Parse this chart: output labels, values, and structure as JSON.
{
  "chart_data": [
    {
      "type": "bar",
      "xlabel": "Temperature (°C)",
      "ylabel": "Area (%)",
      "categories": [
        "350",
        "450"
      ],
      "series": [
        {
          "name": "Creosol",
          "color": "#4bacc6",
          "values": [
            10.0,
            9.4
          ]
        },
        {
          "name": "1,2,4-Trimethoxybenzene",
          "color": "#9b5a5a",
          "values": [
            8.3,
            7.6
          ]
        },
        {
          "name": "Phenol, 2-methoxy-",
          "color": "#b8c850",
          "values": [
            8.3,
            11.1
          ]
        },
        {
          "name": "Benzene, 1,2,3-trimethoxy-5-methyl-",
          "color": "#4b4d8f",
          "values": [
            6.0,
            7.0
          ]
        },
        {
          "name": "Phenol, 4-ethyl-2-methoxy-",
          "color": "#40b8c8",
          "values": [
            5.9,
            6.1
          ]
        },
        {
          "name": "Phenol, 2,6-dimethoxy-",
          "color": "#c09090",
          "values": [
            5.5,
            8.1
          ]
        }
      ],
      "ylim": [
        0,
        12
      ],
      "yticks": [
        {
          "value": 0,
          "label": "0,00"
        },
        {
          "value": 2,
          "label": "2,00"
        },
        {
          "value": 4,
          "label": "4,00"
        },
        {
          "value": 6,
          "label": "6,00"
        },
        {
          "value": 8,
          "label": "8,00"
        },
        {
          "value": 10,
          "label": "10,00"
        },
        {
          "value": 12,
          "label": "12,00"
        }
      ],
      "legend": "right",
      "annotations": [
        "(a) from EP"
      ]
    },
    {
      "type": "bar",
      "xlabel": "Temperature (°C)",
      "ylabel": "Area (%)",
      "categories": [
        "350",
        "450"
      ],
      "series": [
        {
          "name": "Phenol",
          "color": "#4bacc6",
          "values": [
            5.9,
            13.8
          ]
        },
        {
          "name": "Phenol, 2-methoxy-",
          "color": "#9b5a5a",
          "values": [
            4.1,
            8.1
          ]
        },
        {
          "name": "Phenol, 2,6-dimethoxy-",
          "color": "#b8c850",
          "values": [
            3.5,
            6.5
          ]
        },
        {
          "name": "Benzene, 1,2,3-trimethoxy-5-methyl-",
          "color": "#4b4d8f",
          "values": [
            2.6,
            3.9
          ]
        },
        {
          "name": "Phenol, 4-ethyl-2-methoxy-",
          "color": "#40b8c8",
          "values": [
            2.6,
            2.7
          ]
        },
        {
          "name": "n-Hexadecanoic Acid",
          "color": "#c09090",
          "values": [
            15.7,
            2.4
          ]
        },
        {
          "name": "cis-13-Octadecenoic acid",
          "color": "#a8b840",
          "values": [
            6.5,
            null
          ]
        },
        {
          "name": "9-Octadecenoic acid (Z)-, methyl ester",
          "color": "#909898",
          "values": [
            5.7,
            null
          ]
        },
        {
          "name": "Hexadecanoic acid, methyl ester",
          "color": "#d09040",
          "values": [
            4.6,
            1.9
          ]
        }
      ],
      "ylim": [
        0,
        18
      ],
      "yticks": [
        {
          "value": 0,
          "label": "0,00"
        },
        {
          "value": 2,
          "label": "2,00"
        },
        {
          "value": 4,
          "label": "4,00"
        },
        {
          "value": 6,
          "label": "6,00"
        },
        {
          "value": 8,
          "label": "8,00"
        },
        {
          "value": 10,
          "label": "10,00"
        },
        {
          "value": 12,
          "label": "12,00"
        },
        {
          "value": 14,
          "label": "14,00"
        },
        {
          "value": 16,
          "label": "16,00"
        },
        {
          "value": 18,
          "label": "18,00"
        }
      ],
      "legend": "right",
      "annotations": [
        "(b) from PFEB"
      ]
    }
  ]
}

- What the task asks -
The records above are to be copied in full, exactly as written.

- Response to the exercise -
Parse this chart: output labels, values, and structure as JSON.
{
  "chart_data": [
    {
      "type": "bar",
      "xlabel": "Temperature (°C)",
      "ylabel": "Area (%)",
      "categories": [
        "350",
        "450"
      ],
      "series": [
        {
          "name": "Creosol",
          "color": "#4bacc6",
          "values": [
            10.0,
            9.4
          ]
        },
        {
          "name": "1,2,4-Trimethoxybenzene",
          "color": "#9b5a5a",
          "values": [
            8.3,
            7.6
          ]
        },
        {
          "name": "Phenol, 2-methoxy-",
          "color": "#b8c850",
          "values": [
            8.3,
            11.1
          ]
        },
        {
          "name": "Benzene, 1,2,3-trimethoxy-5-methyl-",
          "color": "#4b4d8f",
          "values": [
            6.0,
            7.0
          ]
        },
        {
          "name": "Phenol, 4-ethyl-2-methoxy-",
          "color": "#40b8c8",
          "values": [
            5.9,
            6.1
          ]
        },
        {
          "name": "Phenol, 2,6-dimethoxy-",
          "color": "#c09090",
          "values": [
            5.5,
            8.1
          ]
        }
      ],
      "ylim": [
        0,
        12
      ],
      "yticks": [
        {
          "value": 0,
          "label": "0,00"
        },
        {
          "value": 2,
          "label": "2,00"
        },
        {
          "value": 4,
          "label": "4,00"
        },
        {
          "value": 6,
          "label": "6,00"
        },
        {
          "value": 8,
          "label": "8,00"
        },
        {
          "value": 10,
          "label": "10,00"
        },
        {
          "value": 12,
          "label": "12,00"
        }
      ],
      "legend": "right",
      "annotations": [
        "(a) from EP"
      ]
    },
    {
      "type": "bar",
      "xlabel": "Temperature (°C)",
      "ylabel": "Area (%)",
      "categories": [
        "350",
        "450"
      ],
      "series": [
        {
          "name": "Phenol",
          "color": "#4bacc6",
          "values": [
            5.9,
            13.8
          ]
        },
        {
          "name": "Phenol, 2-methoxy-",
          "color": "#9b5a5a",
          "values": [
            4.1,
            8.1
          ]
        },
        {
          "name": "Phenol, 2,6-dimethoxy-",
          "color": "#b8c850",
          "values": [
            3.5,
            6.5
          ]
        },
        {
          "name": "Benzene, 1,2,3-trimethoxy-5-methyl-",
          "color": "#4b4d8f",
          "values": [
            2.6,
            3.9
          ]
        },
        {
          "name": "Phenol, 4-ethyl-2-methoxy-",
          "color": "#40b8c8",
          "values": [
            2.6,
            2.7
          ]
        },
        {
          "name": "n-Hexadecanoic Acid",
          "color": "#c09090",
          "values": [
            15.7,
            2.4
          ]
        },
        {
          "name": "cis-13-Octadecenoic acid",
          "color": "#a8b840",
          "values": [
            6.5,
            null
          ]
        },
        {
          "name": "9-Octadecenoic acid (Z)-, methyl ester",
          "color": "#909898",
          "values": [
            5.7,
            null
          ]
        },
        {
          "name": "Hexadecanoic acid, methyl ester",
          "color": "#d09040",
          "values": [
            4.6,
            1.9
          ]
        }
      ],
      "ylim": [
        0,
        18
      ],
      "yticks": [
        {
          "value": 0,
          "label": "0,00"
        },
        {
          "value": 2,
          "label": "2,00"
        },
        {
          "value": 4,
          "label": "4,00"
        },
        {
          "value": 6,
          "label": "6,00"
        },
        {
          "value": 8,
          "label": "8,00"
        },
        {
          "value": 10,
          "label": "10,00"
        },
        {
          "value": 12,
          "label": "12,00"
        },
        {
          "value": 14,
          "label": "14,00"
        },
        {
          "value": 16,
          "label": "16,00"
        },
        {
          "value": 18,
          "label": "18,00"
        }
      ],
      "legend": "right",
      "annotations": [
        "(b) from PFEB"
      ]
    }
  ]
}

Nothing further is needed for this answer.